What you should do – Write out the listing below without alteration, omitting its pictures.

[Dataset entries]
— begin —

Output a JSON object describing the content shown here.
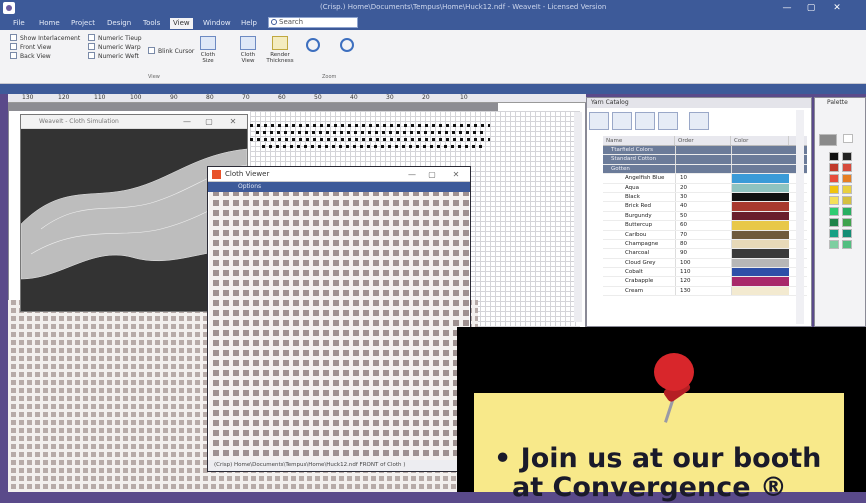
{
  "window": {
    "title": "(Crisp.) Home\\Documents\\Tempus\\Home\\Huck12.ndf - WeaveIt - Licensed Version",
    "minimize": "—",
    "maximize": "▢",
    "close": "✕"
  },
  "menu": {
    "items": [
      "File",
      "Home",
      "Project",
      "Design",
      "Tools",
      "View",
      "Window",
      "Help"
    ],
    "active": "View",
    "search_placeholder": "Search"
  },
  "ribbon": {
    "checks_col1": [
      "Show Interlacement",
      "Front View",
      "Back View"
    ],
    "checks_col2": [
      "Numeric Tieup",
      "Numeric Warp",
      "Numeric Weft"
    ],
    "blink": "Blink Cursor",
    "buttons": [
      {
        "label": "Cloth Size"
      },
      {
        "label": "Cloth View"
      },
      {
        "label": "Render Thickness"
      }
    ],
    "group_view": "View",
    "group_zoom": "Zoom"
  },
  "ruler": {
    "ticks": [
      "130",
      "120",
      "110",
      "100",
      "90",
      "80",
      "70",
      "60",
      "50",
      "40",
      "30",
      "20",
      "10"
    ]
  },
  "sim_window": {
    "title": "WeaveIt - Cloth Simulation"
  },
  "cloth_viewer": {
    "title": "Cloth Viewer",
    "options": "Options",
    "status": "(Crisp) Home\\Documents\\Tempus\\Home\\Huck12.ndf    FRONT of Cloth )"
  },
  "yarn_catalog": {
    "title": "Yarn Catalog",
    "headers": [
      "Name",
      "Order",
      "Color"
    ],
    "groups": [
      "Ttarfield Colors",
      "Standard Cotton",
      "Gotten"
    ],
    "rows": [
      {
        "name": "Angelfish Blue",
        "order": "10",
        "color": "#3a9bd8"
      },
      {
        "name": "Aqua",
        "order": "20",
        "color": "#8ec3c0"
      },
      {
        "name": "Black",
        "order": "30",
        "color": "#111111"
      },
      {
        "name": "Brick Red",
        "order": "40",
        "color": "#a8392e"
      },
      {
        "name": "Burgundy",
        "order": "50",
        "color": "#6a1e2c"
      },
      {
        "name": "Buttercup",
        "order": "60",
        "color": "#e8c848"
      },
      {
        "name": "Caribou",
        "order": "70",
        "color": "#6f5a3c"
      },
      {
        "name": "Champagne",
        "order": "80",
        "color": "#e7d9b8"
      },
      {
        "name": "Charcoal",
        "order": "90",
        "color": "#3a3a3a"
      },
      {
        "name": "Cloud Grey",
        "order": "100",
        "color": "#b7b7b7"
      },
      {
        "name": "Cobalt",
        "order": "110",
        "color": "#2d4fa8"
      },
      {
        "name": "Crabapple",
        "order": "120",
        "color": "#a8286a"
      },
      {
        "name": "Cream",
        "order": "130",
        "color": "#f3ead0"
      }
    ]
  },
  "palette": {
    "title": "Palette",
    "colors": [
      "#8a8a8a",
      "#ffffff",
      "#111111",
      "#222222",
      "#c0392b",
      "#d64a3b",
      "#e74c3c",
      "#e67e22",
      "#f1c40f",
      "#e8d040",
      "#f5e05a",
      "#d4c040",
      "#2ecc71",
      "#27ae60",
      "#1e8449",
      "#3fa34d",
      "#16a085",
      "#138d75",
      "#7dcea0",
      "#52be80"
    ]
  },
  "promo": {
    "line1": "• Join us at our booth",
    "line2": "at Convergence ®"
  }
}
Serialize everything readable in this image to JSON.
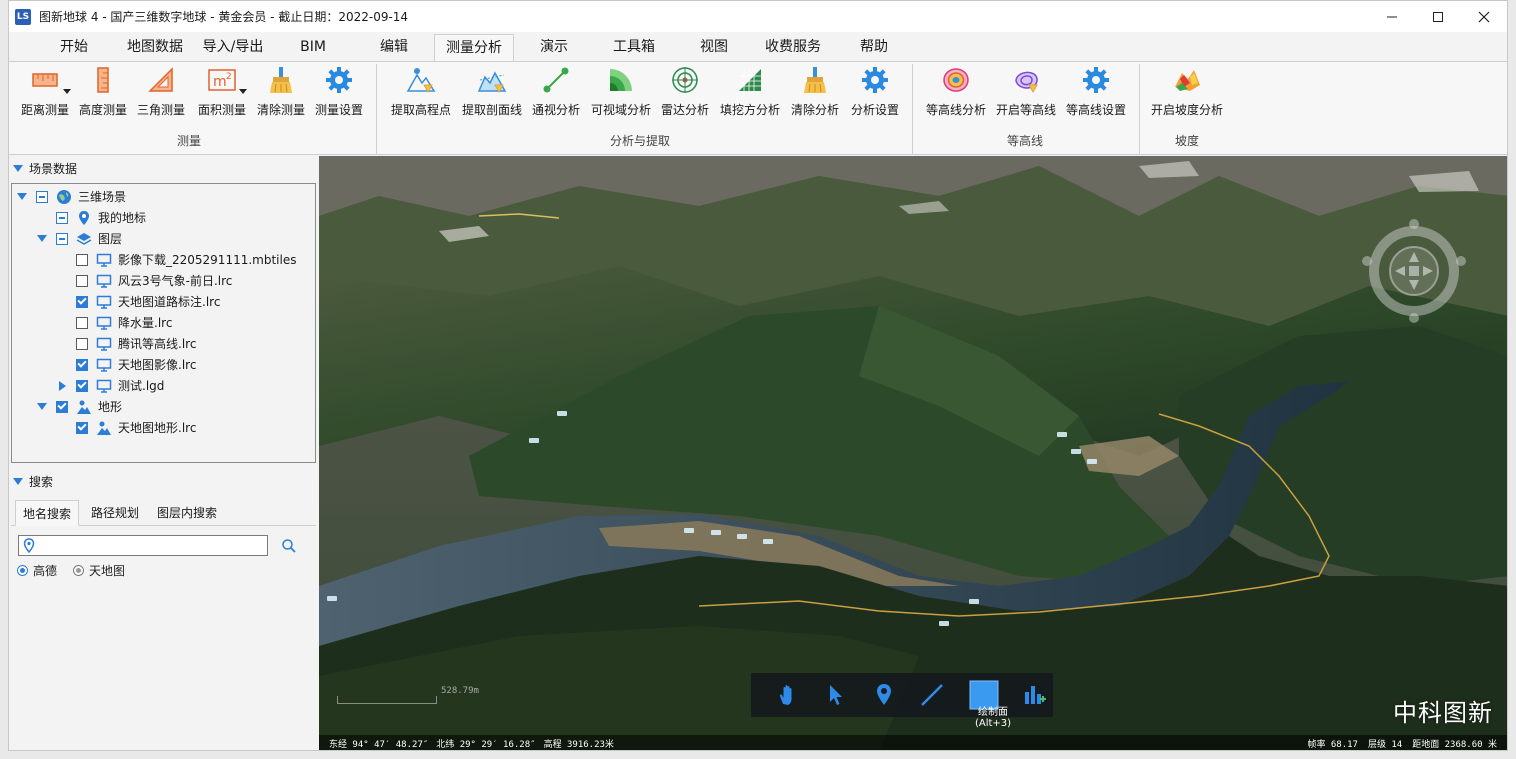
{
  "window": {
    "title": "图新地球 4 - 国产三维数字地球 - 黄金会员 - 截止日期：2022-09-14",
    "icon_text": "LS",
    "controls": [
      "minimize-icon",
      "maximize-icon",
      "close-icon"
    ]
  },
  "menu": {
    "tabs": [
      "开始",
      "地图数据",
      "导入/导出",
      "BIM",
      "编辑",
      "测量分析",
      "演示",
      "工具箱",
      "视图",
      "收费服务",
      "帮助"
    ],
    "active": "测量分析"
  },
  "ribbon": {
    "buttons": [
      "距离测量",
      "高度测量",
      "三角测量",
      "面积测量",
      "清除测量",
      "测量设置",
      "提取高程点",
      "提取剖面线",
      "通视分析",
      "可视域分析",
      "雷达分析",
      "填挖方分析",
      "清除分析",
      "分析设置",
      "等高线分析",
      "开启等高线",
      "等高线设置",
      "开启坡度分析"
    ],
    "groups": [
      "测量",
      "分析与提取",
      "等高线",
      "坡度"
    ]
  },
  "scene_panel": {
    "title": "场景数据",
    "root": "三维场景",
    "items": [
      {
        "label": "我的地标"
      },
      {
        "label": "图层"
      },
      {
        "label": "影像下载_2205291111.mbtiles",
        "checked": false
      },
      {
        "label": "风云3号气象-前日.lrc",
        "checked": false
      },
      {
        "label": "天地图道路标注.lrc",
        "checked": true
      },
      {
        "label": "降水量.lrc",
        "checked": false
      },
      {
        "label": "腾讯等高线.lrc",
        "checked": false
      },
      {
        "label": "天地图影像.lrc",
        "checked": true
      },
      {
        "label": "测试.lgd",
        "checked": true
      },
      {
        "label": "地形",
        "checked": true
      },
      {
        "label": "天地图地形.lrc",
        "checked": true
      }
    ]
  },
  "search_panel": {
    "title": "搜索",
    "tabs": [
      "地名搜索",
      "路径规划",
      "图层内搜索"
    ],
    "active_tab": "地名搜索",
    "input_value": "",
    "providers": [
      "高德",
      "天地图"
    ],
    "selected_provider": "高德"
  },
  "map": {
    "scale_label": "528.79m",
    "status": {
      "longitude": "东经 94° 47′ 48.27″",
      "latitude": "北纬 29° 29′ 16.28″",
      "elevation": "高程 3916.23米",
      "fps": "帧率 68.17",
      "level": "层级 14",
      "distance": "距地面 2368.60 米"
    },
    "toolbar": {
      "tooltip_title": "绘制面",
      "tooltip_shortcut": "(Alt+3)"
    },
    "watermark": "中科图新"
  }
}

— end —

Worked solution –
Output a JSON object describing the content shown here.
{
  "window": {
    "title": "(Crisp.) Home\\Documents\\Tempus\\Home\\Huck12.ndf - WeaveIt - Licensed Version",
    "minimize": "—",
    "maximize": "▢",
    "close": "✕"
  },
  "menu": {
    "items": [
      "File",
      "Home",
      "Project",
      "Design",
      "Tools",
      "View",
      "Window",
      "Help"
    ],
    "active": "View",
    "search_placeholder": "Search"
  },
  "ribbon": {
    "checks_col1": [
      "Show Interlacement",
      "Front View",
      "Back View"
    ],
    "checks_col2": [
      "Numeric Tieup",
      "Numeric Warp",
      "Numeric Weft"
    ],
    "blink": "Blink Cursor",
    "buttons": [
      {
        "label": "Cloth Size"
      },
      {
        "label": "Cloth View"
      },
      {
        "label": "Render Thickness"
      }
    ],
    "group_view": "View",
    "group_zoom": "Zoom"
  },
  "ruler": {
    "ticks": [
      "130",
      "120",
      "110",
      "100",
      "90",
      "80",
      "70",
      "60",
      "50",
      "40",
      "30",
      "20",
      "10"
    ]
  },
  "sim_window": {
    "title": "WeaveIt - Cloth Simulation"
  },
  "cloth_viewer": {
    "title": "Cloth Viewer",
    "options": "Options",
    "status": "(Crisp) Home\\Documents\\Tempus\\Home\\Huck12.ndf    FRONT of Cloth )"
  },
  "yarn_catalog": {
    "title": "Yarn Catalog",
    "headers": [
      "Name",
      "Order",
      "Color"
    ],
    "groups": [
      "Ttarfield Colors",
      "Standard Cotton",
      "Gotten"
    ],
    "rows": [
      {
        "name": "Angelfish Blue",
        "order": "10",
        "color": "#3a9bd8"
      },
      {
        "name": "Aqua",
        "order": "20",
        "color": "#8ec3c0"
      },
      {
        "name": "Black",
        "order": "30",
        "color": "#111111"
      },
      {
        "name": "Brick Red",
        "order": "40",
        "color": "#a8392e"
      },
      {
        "name": "Burgundy",
        "order": "50",
        "color": "#6a1e2c"
      },
      {
        "name": "Buttercup",
        "order": "60",
        "color": "#e8c848"
      },
      {
        "name": "Caribou",
        "order": "70",
        "color": "#6f5a3c"
      },
      {
        "name": "Champagne",
        "order": "80",
        "color": "#e7d9b8"
      },
      {
        "name": "Charcoal",
        "order": "90",
        "color": "#3a3a3a"
      },
      {
        "name": "Cloud Grey",
        "order": "100",
        "color": "#b7b7b7"
      },
      {
        "name": "Cobalt",
        "order": "110",
        "color": "#2d4fa8"
      },
      {
        "name": "Crabapple",
        "order": "120",
        "color": "#a8286a"
      },
      {
        "name": "Cream",
        "order": "130",
        "color": "#f3ead0"
      }
    ]
  },
  "palette": {
    "title": "Palette",
    "colors": [
      "#8a8a8a",
      "#ffffff",
      "#111111",
      "#222222",
      "#c0392b",
      "#d64a3b",
      "#e74c3c",
      "#e67e22",
      "#f1c40f",
      "#e8d040",
      "#f5e05a",
      "#d4c040",
      "#2ecc71",
      "#27ae60",
      "#1e8449",
      "#3fa34d",
      "#16a085",
      "#138d75",
      "#7dcea0",
      "#52be80"
    ]
  },
  "promo": {
    "line1": "• Join us at our booth",
    "line2": "at Convergence ®"
  }
}
Serialize everything readable in this image to JSON.
{
  "window": {
    "title": "图新地球 4 - 国产三维数字地球 - 黄金会员 - 截止日期：2022-09-14",
    "icon_text": "LS",
    "controls": [
      "minimize-icon",
      "maximize-icon",
      "close-icon"
    ]
  },
  "menu": {
    "tabs": [
      "开始",
      "地图数据",
      "导入/导出",
      "BIM",
      "编辑",
      "测量分析",
      "演示",
      "工具箱",
      "视图",
      "收费服务",
      "帮助"
    ],
    "active": "测量分析"
  },
  "ribbon": {
    "buttons": [
      "距离测量",
      "高度测量",
      "三角测量",
      "面积测量",
      "清除测量",
      "测量设置",
      "提取高程点",
      "提取剖面线",
      "通视分析",
      "可视域分析",
      "雷达分析",
      "填挖方分析",
      "清除分析",
      "分析设置",
      "等高线分析",
      "开启等高线",
      "等高线设置",
      "开启坡度分析"
    ],
    "groups": [
      "测量",
      "分析与提取",
      "等高线",
      "坡度"
    ]
  },
  "scene_panel": {
    "title": "场景数据",
    "root": "三维场景",
    "items": [
      {
        "label": "我的地标"
      },
      {
        "label": "图层"
      },
      {
        "label": "影像下载_2205291111.mbtiles",
        "checked": false
      },
      {
        "label": "风云3号气象-前日.lrc",
        "checked": false
      },
      {
        "label": "天地图道路标注.lrc",
        "checked": true
      },
      {
        "label": "降水量.lrc",
        "checked": false
      },
      {
        "label": "腾讯等高线.lrc",
        "checked": false
      },
      {
        "label": "天地图影像.lrc",
        "checked": true
      },
      {
        "label": "测试.lgd",
        "checked": true
      },
      {
        "label": "地形",
        "checked": true
      },
      {
        "label": "天地图地形.lrc",
        "checked": true
      }
    ]
  },
  "search_panel": {
    "title": "搜索",
    "tabs": [
      "地名搜索",
      "路径规划",
      "图层内搜索"
    ],
    "active_tab": "地名搜索",
    "input_value": "",
    "providers": [
      "高德",
      "天地图"
    ],
    "selected_provider": "高德"
  },
  "map": {
    "scale_label": "528.79m",
    "status": {
      "longitude": "东经 94° 47′ 48.27″",
      "latitude": "北纬 29° 29′ 16.28″",
      "elevation": "高程 3916.23米",
      "fps": "帧率 68.17",
      "level": "层级 14",
      "distance": "距地面 2368.60 米"
    },
    "toolbar": {
      "tooltip_title": "绘制面",
      "tooltip_shortcut": "(Alt+3)"
    },
    "watermark": "中科图新"
  }
}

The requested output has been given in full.